* **Given exercise A**
Retype the part of the text on Shawcross's rope sculptures that opens with the words containing "It can be hard" and closes with "do not exist.".

────────────────────

He and a tiny gang — all but two of the original team jumped ship when Walsh’s funding eventually ran out (Shawcross funded the rest himself) — fabricated the entire 10m-high structure with its 135 spools on their proliferating network of mechanical arms. “We got our scissor-lift licence so that we could assemble it. Even my cleaning lady, Marico, got trained as a rigger. It took 45 trailer loads of stuff towed behind my family car to deliver everything to this spot,” Shawcross says. Though fortunately, he adds, Here East is only a ten-minute journey from Clapton in east London, where he lives above his studio with his wife (Carolina Mazzolari, also an artist, who works with weaving too), his two stepchildren and his 11-year-old son.
All Shawcross’s rope pieces set out to explore our perceptions about time. “I think of the spools as being like planets; where the ropes come together is the present and the rope itself is the past,” he explains. “But Umbilical pushes things further than ever before in terms of complexity.” Where its predecessors operated to a predictable pattern, this latest machine is inherently chaotic.
It can be hard to stop Shawcross once he embarks on an explanation. His brain overspills with ideas. His work also features in a group show, Quantum Untangled, which opens at Science Gallery London today and touches upon false vacuum decay and steady state theory, among other things. He moves on to explain the concept of apophenia: the human tendency to find connections and patterns that in reality do not exist.

────────────────────

* **Given exercise B**
Update the part of the rows that opens with the line containing "cart-button[interactable]: (0) xyxy=(762,36,806,65)" and closes with the line containing "product-gallery[interactable] xyxy=(0,106,830,1096)" by changing "chevron" to "arrow", and leave everything else as it stands. Return only those lines.

────────────────────

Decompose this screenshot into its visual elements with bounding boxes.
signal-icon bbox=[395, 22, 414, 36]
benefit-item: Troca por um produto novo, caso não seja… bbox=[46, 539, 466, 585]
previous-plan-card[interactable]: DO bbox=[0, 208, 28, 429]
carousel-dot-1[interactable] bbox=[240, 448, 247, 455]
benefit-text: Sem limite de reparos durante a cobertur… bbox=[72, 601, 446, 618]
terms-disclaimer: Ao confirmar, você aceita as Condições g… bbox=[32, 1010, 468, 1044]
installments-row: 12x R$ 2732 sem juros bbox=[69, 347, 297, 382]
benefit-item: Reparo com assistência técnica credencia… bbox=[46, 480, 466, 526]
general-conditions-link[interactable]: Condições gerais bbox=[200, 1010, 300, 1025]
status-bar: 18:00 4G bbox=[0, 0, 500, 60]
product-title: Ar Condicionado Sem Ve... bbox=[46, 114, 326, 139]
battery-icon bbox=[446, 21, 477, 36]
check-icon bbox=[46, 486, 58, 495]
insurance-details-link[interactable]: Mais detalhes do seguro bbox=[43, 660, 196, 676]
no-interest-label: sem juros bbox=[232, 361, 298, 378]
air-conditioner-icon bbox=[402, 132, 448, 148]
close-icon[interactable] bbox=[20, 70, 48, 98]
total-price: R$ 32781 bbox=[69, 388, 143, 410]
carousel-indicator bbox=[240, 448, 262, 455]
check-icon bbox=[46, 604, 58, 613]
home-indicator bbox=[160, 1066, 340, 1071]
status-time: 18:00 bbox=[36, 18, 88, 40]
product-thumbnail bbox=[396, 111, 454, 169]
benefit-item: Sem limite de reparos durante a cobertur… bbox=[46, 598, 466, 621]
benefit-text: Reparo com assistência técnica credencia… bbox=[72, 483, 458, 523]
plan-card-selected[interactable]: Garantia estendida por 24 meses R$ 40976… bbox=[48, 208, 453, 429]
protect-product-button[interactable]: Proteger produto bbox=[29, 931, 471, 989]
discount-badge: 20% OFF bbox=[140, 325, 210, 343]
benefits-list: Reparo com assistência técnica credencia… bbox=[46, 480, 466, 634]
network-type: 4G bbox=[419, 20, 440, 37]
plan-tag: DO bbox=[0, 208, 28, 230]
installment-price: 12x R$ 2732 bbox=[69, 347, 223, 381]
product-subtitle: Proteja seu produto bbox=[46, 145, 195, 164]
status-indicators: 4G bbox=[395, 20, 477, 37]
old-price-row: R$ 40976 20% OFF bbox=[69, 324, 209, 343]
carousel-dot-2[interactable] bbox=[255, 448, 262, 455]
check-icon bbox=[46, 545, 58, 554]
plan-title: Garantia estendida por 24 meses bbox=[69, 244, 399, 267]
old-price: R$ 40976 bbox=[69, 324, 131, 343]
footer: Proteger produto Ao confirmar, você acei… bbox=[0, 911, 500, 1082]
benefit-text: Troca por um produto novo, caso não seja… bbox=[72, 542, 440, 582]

────────────────────

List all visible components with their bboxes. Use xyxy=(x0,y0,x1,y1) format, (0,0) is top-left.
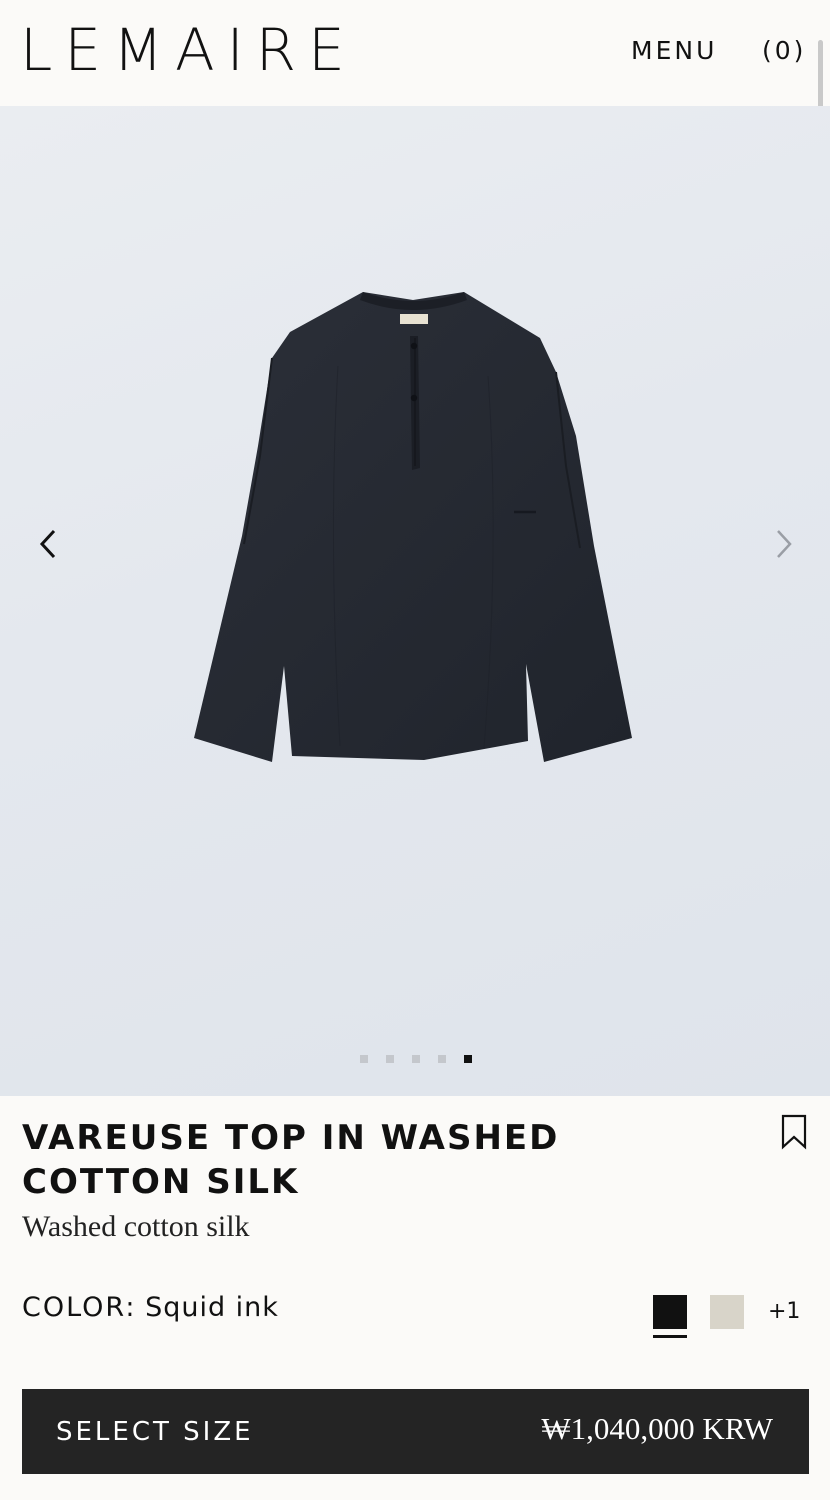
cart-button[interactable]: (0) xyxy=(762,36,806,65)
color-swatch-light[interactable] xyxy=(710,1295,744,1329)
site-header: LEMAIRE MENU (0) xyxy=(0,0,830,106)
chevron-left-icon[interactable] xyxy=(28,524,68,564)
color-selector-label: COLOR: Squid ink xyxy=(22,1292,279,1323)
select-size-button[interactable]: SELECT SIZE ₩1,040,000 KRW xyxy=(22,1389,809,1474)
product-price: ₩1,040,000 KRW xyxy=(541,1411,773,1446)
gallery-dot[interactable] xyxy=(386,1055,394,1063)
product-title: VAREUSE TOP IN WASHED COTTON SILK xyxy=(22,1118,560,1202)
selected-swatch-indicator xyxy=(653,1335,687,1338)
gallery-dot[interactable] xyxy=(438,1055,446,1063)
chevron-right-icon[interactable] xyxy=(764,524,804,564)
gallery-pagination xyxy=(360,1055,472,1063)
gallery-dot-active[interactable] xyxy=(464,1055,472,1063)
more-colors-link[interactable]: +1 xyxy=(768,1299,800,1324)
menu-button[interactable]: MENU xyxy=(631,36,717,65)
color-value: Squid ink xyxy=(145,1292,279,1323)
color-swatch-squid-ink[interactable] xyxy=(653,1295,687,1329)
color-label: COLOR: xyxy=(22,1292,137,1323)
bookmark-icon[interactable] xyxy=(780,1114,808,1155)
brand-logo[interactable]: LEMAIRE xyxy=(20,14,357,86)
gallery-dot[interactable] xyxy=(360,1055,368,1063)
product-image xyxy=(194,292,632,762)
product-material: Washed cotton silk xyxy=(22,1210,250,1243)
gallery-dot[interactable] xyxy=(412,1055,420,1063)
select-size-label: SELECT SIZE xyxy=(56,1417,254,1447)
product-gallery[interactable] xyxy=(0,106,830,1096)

────────────────────

* **Solution A**
It can be hard to stop Shawcross once he embarks on an explanation. His brain overspills with ideas. His work also features in a group show, Quantum Untangled, which opens at Science Gallery London today and touches upon false vacuum decay and steady state theory, among other things. He moves on to explain the concept of apophenia: the human tendency to find connections and patterns that in reality do not exist.

* **Solution B**
cart-button[interactable]: (0) xyxy=(762,36,806,65)
color-swatch-light[interactable] xyxy=(710,1295,744,1329)
site-header: LEMAIRE MENU (0) xyxy=(0,0,830,106)
arrow-left-icon[interactable] xyxy=(28,524,68,564)
color-selector-label: COLOR: Squid ink xyxy=(22,1292,279,1323)
select-size-button[interactable]: SELECT SIZE ₩1,040,000 KRW xyxy=(22,1389,809,1474)
product-price: ₩1,040,000 KRW xyxy=(541,1411,773,1446)
gallery-dot[interactable] xyxy=(386,1055,394,1063)
product-title: VAREUSE TOP IN WASHED COTTON SILK xyxy=(22,1118,560,1202)
selected-swatch-indicator xyxy=(653,1335,687,1338)
gallery-dot[interactable] xyxy=(438,1055,446,1063)
arrow-right-icon[interactable] xyxy=(764,524,804,564)
gallery-pagination xyxy=(360,1055,472,1063)
gallery-dot-active[interactable] xyxy=(464,1055,472,1063)
more-colors-link[interactable]: +1 xyxy=(768,1299,800,1324)
menu-button[interactable]: MENU xyxy=(631,36,717,65)
color-value: Squid ink xyxy=(145,1292,279,1323)
color-swatch-squid-ink[interactable] xyxy=(653,1295,687,1329)
color-label: COLOR: xyxy=(22,1292,137,1323)
bookmark-icon[interactable] xyxy=(780,1114,808,1155)
brand-logo[interactable]: LEMAIRE xyxy=(20,14,357,86)
gallery-dot[interactable] xyxy=(360,1055,368,1063)
product-image xyxy=(194,292,632,762)
product-material: Washed cotton silk xyxy=(22,1210,250,1243)
gallery-dot[interactable] xyxy=(412,1055,420,1063)
select-size-label: SELECT SIZE xyxy=(56,1417,254,1447)
product-gallery[interactable] xyxy=(0,106,830,1096)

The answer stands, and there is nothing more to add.